EXERCISE INSTRUCTIONS:
Your task is to write out the complete listing exactly as it is shown.

GIVEN RECORDS:
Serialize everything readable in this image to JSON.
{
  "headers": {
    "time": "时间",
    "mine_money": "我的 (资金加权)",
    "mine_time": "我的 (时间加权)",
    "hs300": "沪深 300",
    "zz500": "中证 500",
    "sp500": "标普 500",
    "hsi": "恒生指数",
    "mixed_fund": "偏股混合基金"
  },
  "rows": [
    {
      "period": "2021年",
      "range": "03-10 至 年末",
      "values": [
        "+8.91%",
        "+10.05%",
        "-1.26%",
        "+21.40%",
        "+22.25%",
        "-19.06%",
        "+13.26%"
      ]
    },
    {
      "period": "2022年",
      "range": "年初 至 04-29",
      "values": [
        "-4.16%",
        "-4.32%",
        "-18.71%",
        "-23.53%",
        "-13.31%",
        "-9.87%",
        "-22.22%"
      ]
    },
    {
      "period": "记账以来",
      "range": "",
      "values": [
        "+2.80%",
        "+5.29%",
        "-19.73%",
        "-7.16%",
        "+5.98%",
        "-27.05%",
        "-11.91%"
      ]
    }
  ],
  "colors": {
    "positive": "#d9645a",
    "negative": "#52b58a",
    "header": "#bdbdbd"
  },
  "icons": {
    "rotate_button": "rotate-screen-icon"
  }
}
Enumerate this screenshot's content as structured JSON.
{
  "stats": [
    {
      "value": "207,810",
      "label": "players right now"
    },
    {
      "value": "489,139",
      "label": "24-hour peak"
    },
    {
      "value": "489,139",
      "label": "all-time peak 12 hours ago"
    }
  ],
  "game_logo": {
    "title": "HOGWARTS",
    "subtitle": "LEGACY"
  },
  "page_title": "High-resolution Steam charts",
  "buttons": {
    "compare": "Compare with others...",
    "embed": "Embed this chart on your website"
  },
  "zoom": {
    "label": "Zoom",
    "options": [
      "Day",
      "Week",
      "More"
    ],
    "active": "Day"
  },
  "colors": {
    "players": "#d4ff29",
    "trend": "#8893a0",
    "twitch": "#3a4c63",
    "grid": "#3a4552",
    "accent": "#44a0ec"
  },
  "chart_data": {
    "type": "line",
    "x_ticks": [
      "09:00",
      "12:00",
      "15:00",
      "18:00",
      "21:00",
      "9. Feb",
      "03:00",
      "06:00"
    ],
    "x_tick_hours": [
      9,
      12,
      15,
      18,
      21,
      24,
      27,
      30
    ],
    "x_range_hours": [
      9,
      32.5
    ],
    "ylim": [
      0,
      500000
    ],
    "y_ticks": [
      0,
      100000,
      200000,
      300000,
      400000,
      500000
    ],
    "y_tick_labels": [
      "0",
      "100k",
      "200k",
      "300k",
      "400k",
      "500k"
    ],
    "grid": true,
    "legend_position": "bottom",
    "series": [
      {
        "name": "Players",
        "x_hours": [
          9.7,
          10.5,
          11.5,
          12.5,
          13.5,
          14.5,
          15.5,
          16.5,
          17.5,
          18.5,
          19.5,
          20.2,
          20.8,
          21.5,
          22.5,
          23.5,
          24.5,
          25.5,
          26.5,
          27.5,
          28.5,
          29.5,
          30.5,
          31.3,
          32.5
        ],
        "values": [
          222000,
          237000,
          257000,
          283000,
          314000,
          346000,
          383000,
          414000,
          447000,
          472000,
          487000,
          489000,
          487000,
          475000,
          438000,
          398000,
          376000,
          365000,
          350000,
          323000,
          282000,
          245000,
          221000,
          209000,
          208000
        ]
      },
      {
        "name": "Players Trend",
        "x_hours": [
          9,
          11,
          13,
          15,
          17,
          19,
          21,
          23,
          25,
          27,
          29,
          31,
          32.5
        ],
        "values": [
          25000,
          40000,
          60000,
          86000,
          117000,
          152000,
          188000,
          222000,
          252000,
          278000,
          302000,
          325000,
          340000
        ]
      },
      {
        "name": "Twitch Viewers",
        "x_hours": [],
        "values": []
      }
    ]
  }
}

RESULT OF THIS TASK:
Serialize everything readable in this image to JSON.
{
  "headers": {
    "time": "时间",
    "mine_money": "我的 (资金加权)",
    "mine_time": "我的 (时间加权)",
    "hs300": "沪深 300",
    "zz500": "中证 500",
    "sp500": "标普 500",
    "hsi": "恒生指数",
    "mixed_fund": "偏股混合基金"
  },
  "rows": [
    {
      "period": "2021年",
      "range": "03-10 至 年末",
      "values": [
        "+8.91%",
        "+10.05%",
        "-1.26%",
        "+21.40%",
        "+22.25%",
        "-19.06%",
        "+13.26%"
      ]
    },
    {
      "period": "2022年",
      "range": "年初 至 04-29",
      "values": [
        "-4.16%",
        "-4.32%",
        "-18.71%",
        "-23.53%",
        "-13.31%",
        "-9.87%",
        "-22.22%"
      ]
    },
    {
      "period": "记账以来",
      "range": "",
      "values": [
        "+2.80%",
        "+5.29%",
        "-19.73%",
        "-7.16%",
        "+5.98%",
        "-27.05%",
        "-11.91%"
      ]
    }
  ],
  "colors": {
    "positive": "#d9645a",
    "negative": "#52b58a",
    "header": "#bdbdbd"
  },
  "icons": {
    "rotate_button": "rotate-screen-icon"
  }
}
Enumerate this screenshot's content as structured JSON.
{
  "stats": [
    {
      "value": "207,810",
      "label": "players right now"
    },
    {
      "value": "489,139",
      "label": "24-hour peak"
    },
    {
      "value": "489,139",
      "label": "all-time peak 12 hours ago"
    }
  ],
  "game_logo": {
    "title": "HOGWARTS",
    "subtitle": "LEGACY"
  },
  "page_title": "High-resolution Steam charts",
  "buttons": {
    "compare": "Compare with others...",
    "embed": "Embed this chart on your website"
  },
  "zoom": {
    "label": "Zoom",
    "options": [
      "Day",
      "Week",
      "More"
    ],
    "active": "Day"
  },
  "colors": {
    "players": "#d4ff29",
    "trend": "#8893a0",
    "twitch": "#3a4c63",
    "grid": "#3a4552",
    "accent": "#44a0ec"
  },
  "chart_data": {
    "type": "line",
    "x_ticks": [
      "09:00",
      "12:00",
      "15:00",
      "18:00",
      "21:00",
      "9. Feb",
      "03:00",
      "06:00"
    ],
    "x_tick_hours": [
      9,
      12,
      15,
      18,
      21,
      24,
      27,
      30
    ],
    "x_range_hours": [
      9,
      32.5
    ],
    "ylim": [
      0,
      500000
    ],
    "y_ticks": [
      0,
      100000,
      200000,
      300000,
      400000,
      500000
    ],
    "y_tick_labels": [
      "0",
      "100k",
      "200k",
      "300k",
      "400k",
      "500k"
    ],
    "grid": true,
    "legend_position": "bottom",
    "series": [
      {
        "name": "Players",
        "x_hours": [
          9.7,
          10.5,
          11.5,
          12.5,
          13.5,
          14.5,
          15.5,
          16.5,
          17.5,
          18.5,
          19.5,
          20.2,
          20.8,
          21.5,
          22.5,
          23.5,
          24.5,
          25.5,
          26.5,
          27.5,
          28.5,
          29.5,
          30.5,
          31.3,
          32.5
        ],
        "values": [
          222000,
          237000,
          257000,
          283000,
          314000,
          346000,
          383000,
          414000,
          447000,
          472000,
          487000,
          489000,
          487000,
          475000,
          438000,
          398000,
          376000,
          365000,
          350000,
          323000,
          282000,
          245000,
          221000,
          209000,
          208000
        ]
      },
      {
        "name": "Players Trend",
        "x_hours": [
          9,
          11,
          13,
          15,
          17,
          19,
          21,
          23,
          25,
          27,
          29,
          31,
          32.5
        ],
        "values": [
          25000,
          40000,
          60000,
          86000,
          117000,
          152000,
          188000,
          222000,
          252000,
          278000,
          302000,
          325000,
          340000
        ]
      },
      {
        "name": "Twitch Viewers",
        "x_hours": [],
        "values": []
      }
    ]
  }
}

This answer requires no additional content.